— START DATASET ROWS —

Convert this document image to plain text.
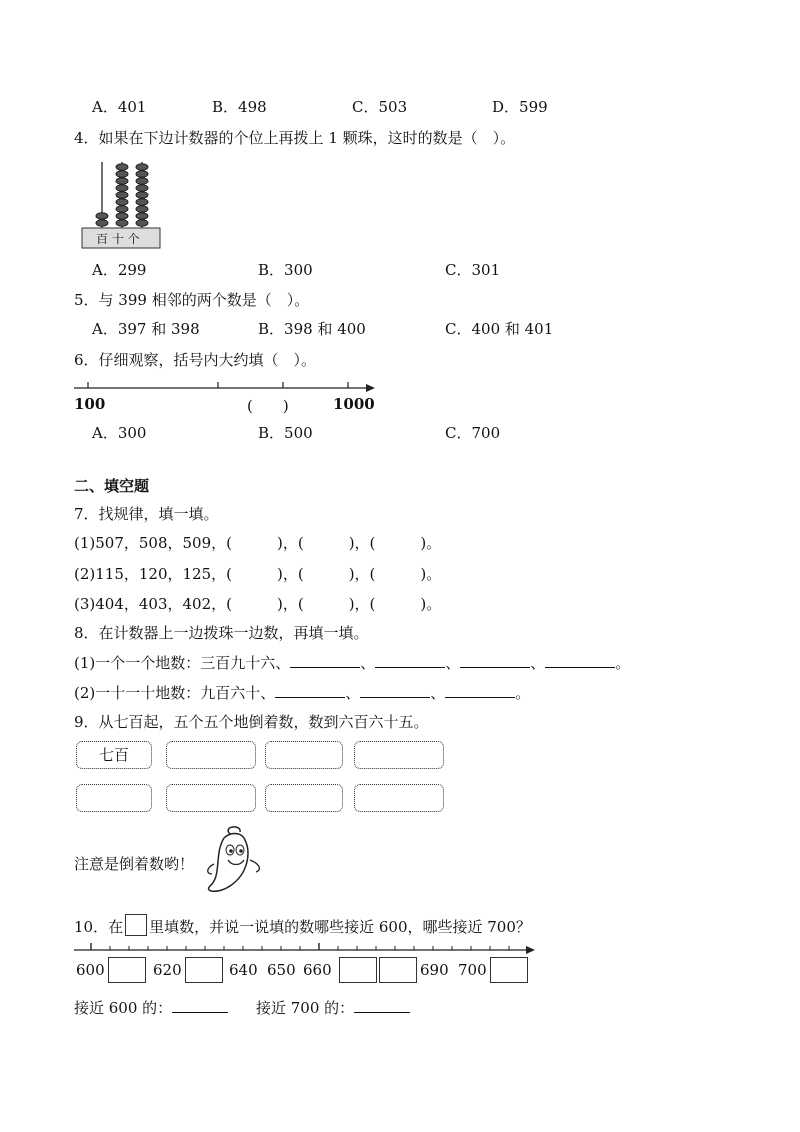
A．401	B．498	C．503	D．599
4．如果在下边计数器的个位上再拨上 1 颗珠，这时的数是（　）。
百 十 个
A．299	B．300	C．301
5．与 399 相邻的两个数是（　）。
A．397 和 398	B．398 和 400	C．400 和 401
6．仔细观察，括号内大约填（　）。
100	(　　)	1000
A．300	B．500	C．700
二、填空题
7．找规律，填一填。
(1)507，508，509，(　　　)，(　　　)，(　　　)。
(2)115，120，125，(　　　)，(　　　)，(　　　)。
(3)404，403，402，(　　　)，(　　　)，(　　　)。
8．在计数器上一边拨珠一边数，再填一填。
(1)一个一个地数：三百九十六、	、	、	、	。
(2)一十一十地数：九百六十、	、	、	。
9．从七百起，五个五个地倒着数，数到六百六十五。
七百
注意是倒着数哟！
10．在 里填数，并说一说填的数哪些接近 600，哪些接近 700？
600	620	640 650 660	690 700
接近 600 的：	接近 700 的：
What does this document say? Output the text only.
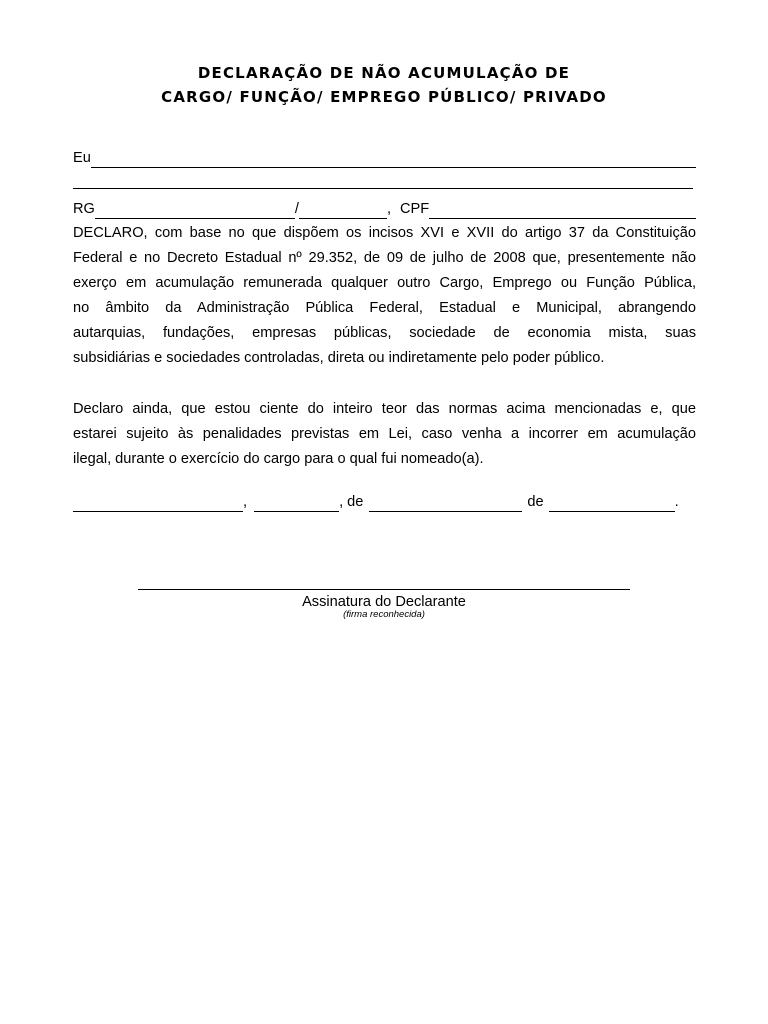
DECLARAÇÃO DE NÃO ACUMULAÇÃO DE
CARGO/ FUNÇÃO/ EMPREGO PÚBLICO/ PRIVADO
Eu
RG	/	, CPF
DECLARO, com base no que dispõem os incisos XVI e XVII do artigo 37 da Constituição
Federal e no Decreto Estadual nº 29.352, de 09 de julho de 2008 que, presentemente não
exerço em acumulação remunerada qualquer outro Cargo, Emprego ou Função Pública,
no âmbito da Administração Pública Federal, Estadual e Municipal, abrangendo
autarquias, fundações, empresas públicas, sociedade de economia mista, suas
subsidiárias e sociedades controladas, direta ou indiretamente pelo poder público.
Declaro ainda, que estou ciente do inteiro teor das normas acima mencionadas e, que
estarei sujeito às penalidades previstas em Lei, caso venha a incorrer em acumulação
ilegal, durante o exercício do cargo para o qual fui nomeado(a).
,	, de	de	.
Assinatura do Declarante
(firma reconhecida)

— END DATASET ROWS —

** EXERCISE DIRECTIONS **
In the copy, leave out all pictures, and retype exactly each line from the one with "What does this" through the last line of the entries.

** THE COMPLETED TASK **
What does this document say? Output the text only.
DECLARAÇÃO DE NÃO ACUMULAÇÃO DE
CARGO/ FUNÇÃO/ EMPREGO PÚBLICO/ PRIVADO
Eu
RG	/	, CPF
DECLARO, com base no que dispõem os incisos XVI e XVII do artigo 37 da Constituição
Federal e no Decreto Estadual nº 29.352, de 09 de julho de 2008 que, presentemente não
exerço em acumulação remunerada qualquer outro Cargo, Emprego ou Função Pública,
no âmbito da Administração Pública Federal, Estadual e Municipal, abrangendo
autarquias, fundações, empresas públicas, sociedade de economia mista, suas
subsidiárias e sociedades controladas, direta ou indiretamente pelo poder público.
Declaro ainda, que estou ciente do inteiro teor das normas acima mencionadas e, que
estarei sujeito às penalidades previstas em Lei, caso venha a incorrer em acumulação
ilegal, durante o exercício do cargo para o qual fui nomeado(a).
,	, de	de	.
Assinatura do Declarante
(firma reconhecida)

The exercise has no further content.